- [AIM OF THE TASK]:
Write out every entry precisely as given, leaving the pictures out.

[Dataset entries on figures]
▽
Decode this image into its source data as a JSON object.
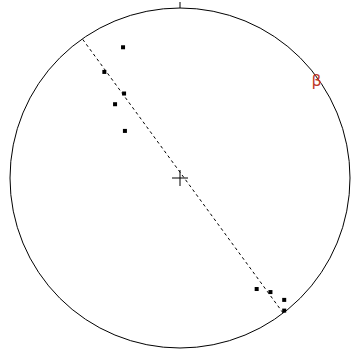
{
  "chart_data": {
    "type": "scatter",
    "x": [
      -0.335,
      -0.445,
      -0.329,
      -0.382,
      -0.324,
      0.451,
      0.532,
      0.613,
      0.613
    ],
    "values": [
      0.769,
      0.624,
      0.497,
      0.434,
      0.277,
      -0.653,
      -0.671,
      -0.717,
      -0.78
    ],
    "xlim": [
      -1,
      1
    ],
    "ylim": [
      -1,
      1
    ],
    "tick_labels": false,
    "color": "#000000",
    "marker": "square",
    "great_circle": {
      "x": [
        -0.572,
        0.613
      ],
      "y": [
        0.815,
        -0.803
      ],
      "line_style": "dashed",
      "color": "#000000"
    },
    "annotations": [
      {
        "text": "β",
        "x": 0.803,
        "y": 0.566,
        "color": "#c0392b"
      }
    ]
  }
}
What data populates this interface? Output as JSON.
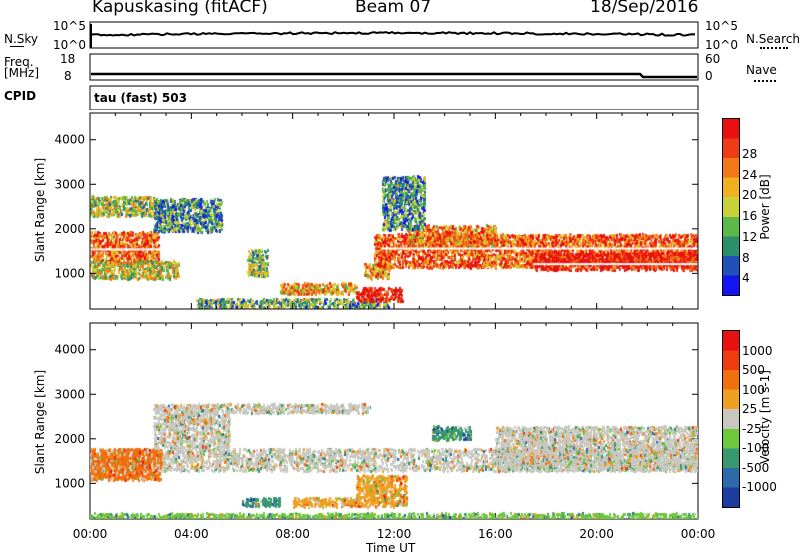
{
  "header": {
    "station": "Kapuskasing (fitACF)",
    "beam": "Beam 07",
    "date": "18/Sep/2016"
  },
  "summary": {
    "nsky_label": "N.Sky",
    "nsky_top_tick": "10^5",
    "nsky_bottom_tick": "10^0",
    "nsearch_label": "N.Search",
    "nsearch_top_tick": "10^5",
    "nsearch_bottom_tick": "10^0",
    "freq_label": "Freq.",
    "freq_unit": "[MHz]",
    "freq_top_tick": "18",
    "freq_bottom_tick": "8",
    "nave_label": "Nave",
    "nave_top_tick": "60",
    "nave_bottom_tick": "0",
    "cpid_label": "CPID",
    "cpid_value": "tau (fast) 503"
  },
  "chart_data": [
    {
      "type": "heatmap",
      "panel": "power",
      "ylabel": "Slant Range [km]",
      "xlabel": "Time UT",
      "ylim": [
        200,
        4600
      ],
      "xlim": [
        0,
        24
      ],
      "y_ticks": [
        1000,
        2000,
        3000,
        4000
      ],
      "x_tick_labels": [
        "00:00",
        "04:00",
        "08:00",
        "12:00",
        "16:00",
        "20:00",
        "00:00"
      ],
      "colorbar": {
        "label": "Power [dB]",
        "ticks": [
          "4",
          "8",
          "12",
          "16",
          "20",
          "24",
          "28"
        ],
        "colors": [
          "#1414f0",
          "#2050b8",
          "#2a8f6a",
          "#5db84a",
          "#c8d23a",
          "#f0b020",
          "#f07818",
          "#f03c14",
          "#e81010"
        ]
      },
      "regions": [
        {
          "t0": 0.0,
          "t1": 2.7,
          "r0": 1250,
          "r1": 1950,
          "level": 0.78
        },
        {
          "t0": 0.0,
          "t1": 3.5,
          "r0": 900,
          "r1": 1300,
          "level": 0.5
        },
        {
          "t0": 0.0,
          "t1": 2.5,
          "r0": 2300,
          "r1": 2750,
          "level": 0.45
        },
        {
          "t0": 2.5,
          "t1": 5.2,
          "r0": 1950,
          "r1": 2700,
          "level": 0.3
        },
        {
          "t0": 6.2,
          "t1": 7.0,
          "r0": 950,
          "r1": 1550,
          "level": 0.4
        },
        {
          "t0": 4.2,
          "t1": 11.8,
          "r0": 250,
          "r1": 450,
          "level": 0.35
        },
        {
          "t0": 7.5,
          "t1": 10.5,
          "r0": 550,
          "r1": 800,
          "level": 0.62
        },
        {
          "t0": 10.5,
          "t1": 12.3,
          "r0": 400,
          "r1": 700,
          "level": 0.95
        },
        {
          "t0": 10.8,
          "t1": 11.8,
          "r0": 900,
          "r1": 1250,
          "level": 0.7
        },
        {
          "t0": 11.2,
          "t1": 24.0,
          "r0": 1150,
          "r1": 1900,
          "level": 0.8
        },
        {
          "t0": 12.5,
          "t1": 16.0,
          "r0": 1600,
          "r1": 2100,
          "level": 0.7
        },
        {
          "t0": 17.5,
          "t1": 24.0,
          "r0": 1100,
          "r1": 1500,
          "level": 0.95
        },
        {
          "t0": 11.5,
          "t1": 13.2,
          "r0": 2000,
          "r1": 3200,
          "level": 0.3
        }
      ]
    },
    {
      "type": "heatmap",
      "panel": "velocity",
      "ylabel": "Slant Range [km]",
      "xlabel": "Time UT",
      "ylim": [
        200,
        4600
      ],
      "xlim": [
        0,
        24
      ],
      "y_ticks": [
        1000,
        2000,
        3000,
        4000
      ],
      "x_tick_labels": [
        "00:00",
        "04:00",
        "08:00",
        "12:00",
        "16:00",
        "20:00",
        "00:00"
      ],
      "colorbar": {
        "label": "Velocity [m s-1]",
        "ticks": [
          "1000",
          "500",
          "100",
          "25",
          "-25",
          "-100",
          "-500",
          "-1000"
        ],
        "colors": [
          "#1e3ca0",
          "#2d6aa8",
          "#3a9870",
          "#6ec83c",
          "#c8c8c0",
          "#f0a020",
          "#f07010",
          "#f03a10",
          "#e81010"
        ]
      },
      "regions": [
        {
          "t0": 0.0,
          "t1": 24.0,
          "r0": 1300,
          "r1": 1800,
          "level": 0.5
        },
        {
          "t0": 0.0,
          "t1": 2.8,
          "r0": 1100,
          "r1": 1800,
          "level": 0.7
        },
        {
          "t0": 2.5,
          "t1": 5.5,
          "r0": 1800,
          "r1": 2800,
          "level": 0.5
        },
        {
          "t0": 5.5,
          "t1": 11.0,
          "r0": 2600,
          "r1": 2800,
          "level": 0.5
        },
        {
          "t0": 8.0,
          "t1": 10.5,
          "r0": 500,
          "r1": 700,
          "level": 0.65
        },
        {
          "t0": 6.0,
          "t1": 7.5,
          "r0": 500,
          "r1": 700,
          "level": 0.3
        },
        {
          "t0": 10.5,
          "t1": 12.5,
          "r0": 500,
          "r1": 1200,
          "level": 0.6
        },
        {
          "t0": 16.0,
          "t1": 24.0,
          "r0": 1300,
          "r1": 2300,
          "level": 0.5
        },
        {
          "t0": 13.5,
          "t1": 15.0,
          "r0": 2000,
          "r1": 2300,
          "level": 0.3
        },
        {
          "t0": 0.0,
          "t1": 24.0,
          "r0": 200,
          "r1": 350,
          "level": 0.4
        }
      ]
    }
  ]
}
△
- [FULL SOLUTION]:
Decode this image into its source data as a JSON object.
{
  "chart_data": {
    "type": "scatter",
    "x": [
      -0.335,
      -0.445,
      -0.329,
      -0.382,
      -0.324,
      0.451,
      0.532,
      0.613,
      0.613
    ],
    "values": [
      0.769,
      0.624,
      0.497,
      0.434,
      0.277,
      -0.653,
      -0.671,
      -0.717,
      -0.78
    ],
    "xlim": [
      -1,
      1
    ],
    "ylim": [
      -1,
      1
    ],
    "tick_labels": false,
    "color": "#000000",
    "marker": "square",
    "great_circle": {
      "x": [
        -0.572,
        0.613
      ],
      "y": [
        0.815,
        -0.803
      ],
      "line_style": "dashed",
      "color": "#000000"
    },
    "annotations": [
      {
        "text": "β",
        "x": 0.803,
        "y": 0.566,
        "color": "#c0392b"
      }
    ]
  }
}
What data populates this interface? Output as JSON.
{
  "header": {
    "station": "Kapuskasing (fitACF)",
    "beam": "Beam 07",
    "date": "18/Sep/2016"
  },
  "summary": {
    "nsky_label": "N.Sky",
    "nsky_top_tick": "10^5",
    "nsky_bottom_tick": "10^0",
    "nsearch_label": "N.Search",
    "nsearch_top_tick": "10^5",
    "nsearch_bottom_tick": "10^0",
    "freq_label": "Freq.",
    "freq_unit": "[MHz]",
    "freq_top_tick": "18",
    "freq_bottom_tick": "8",
    "nave_label": "Nave",
    "nave_top_tick": "60",
    "nave_bottom_tick": "0",
    "cpid_label": "CPID",
    "cpid_value": "tau (fast) 503"
  },
  "chart_data": [
    {
      "type": "heatmap",
      "panel": "power",
      "ylabel": "Slant Range [km]",
      "xlabel": "Time UT",
      "ylim": [
        200,
        4600
      ],
      "xlim": [
        0,
        24
      ],
      "y_ticks": [
        1000,
        2000,
        3000,
        4000
      ],
      "x_tick_labels": [
        "00:00",
        "04:00",
        "08:00",
        "12:00",
        "16:00",
        "20:00",
        "00:00"
      ],
      "colorbar": {
        "label": "Power [dB]",
        "ticks": [
          "4",
          "8",
          "12",
          "16",
          "20",
          "24",
          "28"
        ],
        "colors": [
          "#1414f0",
          "#2050b8",
          "#2a8f6a",
          "#5db84a",
          "#c8d23a",
          "#f0b020",
          "#f07818",
          "#f03c14",
          "#e81010"
        ]
      },
      "regions": [
        {
          "t0": 0.0,
          "t1": 2.7,
          "r0": 1250,
          "r1": 1950,
          "level": 0.78
        },
        {
          "t0": 0.0,
          "t1": 3.5,
          "r0": 900,
          "r1": 1300,
          "level": 0.5
        },
        {
          "t0": 0.0,
          "t1": 2.5,
          "r0": 2300,
          "r1": 2750,
          "level": 0.45
        },
        {
          "t0": 2.5,
          "t1": 5.2,
          "r0": 1950,
          "r1": 2700,
          "level": 0.3
        },
        {
          "t0": 6.2,
          "t1": 7.0,
          "r0": 950,
          "r1": 1550,
          "level": 0.4
        },
        {
          "t0": 4.2,
          "t1": 11.8,
          "r0": 250,
          "r1": 450,
          "level": 0.35
        },
        {
          "t0": 7.5,
          "t1": 10.5,
          "r0": 550,
          "r1": 800,
          "level": 0.62
        },
        {
          "t0": 10.5,
          "t1": 12.3,
          "r0": 400,
          "r1": 700,
          "level": 0.95
        },
        {
          "t0": 10.8,
          "t1": 11.8,
          "r0": 900,
          "r1": 1250,
          "level": 0.7
        },
        {
          "t0": 11.2,
          "t1": 24.0,
          "r0": 1150,
          "r1": 1900,
          "level": 0.8
        },
        {
          "t0": 12.5,
          "t1": 16.0,
          "r0": 1600,
          "r1": 2100,
          "level": 0.7
        },
        {
          "t0": 17.5,
          "t1": 24.0,
          "r0": 1100,
          "r1": 1500,
          "level": 0.95
        },
        {
          "t0": 11.5,
          "t1": 13.2,
          "r0": 2000,
          "r1": 3200,
          "level": 0.3
        }
      ]
    },
    {
      "type": "heatmap",
      "panel": "velocity",
      "ylabel": "Slant Range [km]",
      "xlabel": "Time UT",
      "ylim": [
        200,
        4600
      ],
      "xlim": [
        0,
        24
      ],
      "y_ticks": [
        1000,
        2000,
        3000,
        4000
      ],
      "x_tick_labels": [
        "00:00",
        "04:00",
        "08:00",
        "12:00",
        "16:00",
        "20:00",
        "00:00"
      ],
      "colorbar": {
        "label": "Velocity [m s-1]",
        "ticks": [
          "1000",
          "500",
          "100",
          "25",
          "-25",
          "-100",
          "-500",
          "-1000"
        ],
        "colors": [
          "#1e3ca0",
          "#2d6aa8",
          "#3a9870",
          "#6ec83c",
          "#c8c8c0",
          "#f0a020",
          "#f07010",
          "#f03a10",
          "#e81010"
        ]
      },
      "regions": [
        {
          "t0": 0.0,
          "t1": 24.0,
          "r0": 1300,
          "r1": 1800,
          "level": 0.5
        },
        {
          "t0": 0.0,
          "t1": 2.8,
          "r0": 1100,
          "r1": 1800,
          "level": 0.7
        },
        {
          "t0": 2.5,
          "t1": 5.5,
          "r0": 1800,
          "r1": 2800,
          "level": 0.5
        },
        {
          "t0": 5.5,
          "t1": 11.0,
          "r0": 2600,
          "r1": 2800,
          "level": 0.5
        },
        {
          "t0": 8.0,
          "t1": 10.5,
          "r0": 500,
          "r1": 700,
          "level": 0.65
        },
        {
          "t0": 6.0,
          "t1": 7.5,
          "r0": 500,
          "r1": 700,
          "level": 0.3
        },
        {
          "t0": 10.5,
          "t1": 12.5,
          "r0": 500,
          "r1": 1200,
          "level": 0.6
        },
        {
          "t0": 16.0,
          "t1": 24.0,
          "r0": 1300,
          "r1": 2300,
          "level": 0.5
        },
        {
          "t0": 13.5,
          "t1": 15.0,
          "r0": 2000,
          "r1": 2300,
          "level": 0.3
        },
        {
          "t0": 0.0,
          "t1": 24.0,
          "r0": 200,
          "r1": 350,
          "level": 0.4
        }
      ]
    }
  ]
}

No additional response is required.